_Work required_:
Repeat the material exactly, every line of it.

--- begin Data supplied ---

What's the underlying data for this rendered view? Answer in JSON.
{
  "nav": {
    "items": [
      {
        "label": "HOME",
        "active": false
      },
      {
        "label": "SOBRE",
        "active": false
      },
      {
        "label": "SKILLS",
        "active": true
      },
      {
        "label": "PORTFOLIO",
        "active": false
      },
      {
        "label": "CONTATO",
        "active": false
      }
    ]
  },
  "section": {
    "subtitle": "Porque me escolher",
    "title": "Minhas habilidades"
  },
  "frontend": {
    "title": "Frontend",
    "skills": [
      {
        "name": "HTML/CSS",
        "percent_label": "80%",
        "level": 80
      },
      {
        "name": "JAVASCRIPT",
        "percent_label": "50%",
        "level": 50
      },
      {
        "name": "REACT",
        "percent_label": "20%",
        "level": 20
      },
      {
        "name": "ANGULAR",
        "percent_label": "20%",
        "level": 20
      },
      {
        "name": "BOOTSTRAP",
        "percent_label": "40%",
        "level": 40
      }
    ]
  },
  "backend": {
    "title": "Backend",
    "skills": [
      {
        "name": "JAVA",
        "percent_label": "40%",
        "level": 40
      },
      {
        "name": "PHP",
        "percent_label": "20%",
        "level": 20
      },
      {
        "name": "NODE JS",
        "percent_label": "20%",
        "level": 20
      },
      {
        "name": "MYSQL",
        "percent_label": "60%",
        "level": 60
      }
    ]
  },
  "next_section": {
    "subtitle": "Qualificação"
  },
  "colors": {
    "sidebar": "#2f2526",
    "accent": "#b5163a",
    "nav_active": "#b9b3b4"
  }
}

--- end Data supplied ---

_Response for this exercise_:
What's the underlying data for this rendered view? Answer in JSON.
{
  "nav": {
    "items": [
      {
        "label": "HOME",
        "active": false
      },
      {
        "label": "SOBRE",
        "active": false
      },
      {
        "label": "SKILLS",
        "active": true
      },
      {
        "label": "PORTFOLIO",
        "active": false
      },
      {
        "label": "CONTATO",
        "active": false
      }
    ]
  },
  "section": {
    "subtitle": "Porque me escolher",
    "title": "Minhas habilidades"
  },
  "frontend": {
    "title": "Frontend",
    "skills": [
      {
        "name": "HTML/CSS",
        "percent_label": "80%",
        "level": 80
      },
      {
        "name": "JAVASCRIPT",
        "percent_label": "50%",
        "level": 50
      },
      {
        "name": "REACT",
        "percent_label": "20%",
        "level": 20
      },
      {
        "name": "ANGULAR",
        "percent_label": "20%",
        "level": 20
      },
      {
        "name": "BOOTSTRAP",
        "percent_label": "40%",
        "level": 40
      }
    ]
  },
  "backend": {
    "title": "Backend",
    "skills": [
      {
        "name": "JAVA",
        "percent_label": "40%",
        "level": 40
      },
      {
        "name": "PHP",
        "percent_label": "20%",
        "level": 20
      },
      {
        "name": "NODE JS",
        "percent_label": "20%",
        "level": 20
      },
      {
        "name": "MYSQL",
        "percent_label": "60%",
        "level": 60
      }
    ]
  },
  "next_section": {
    "subtitle": "Qualificação"
  },
  "colors": {
    "sidebar": "#2f2526",
    "accent": "#b5163a",
    "nav_active": "#b9b3b4"
  }
}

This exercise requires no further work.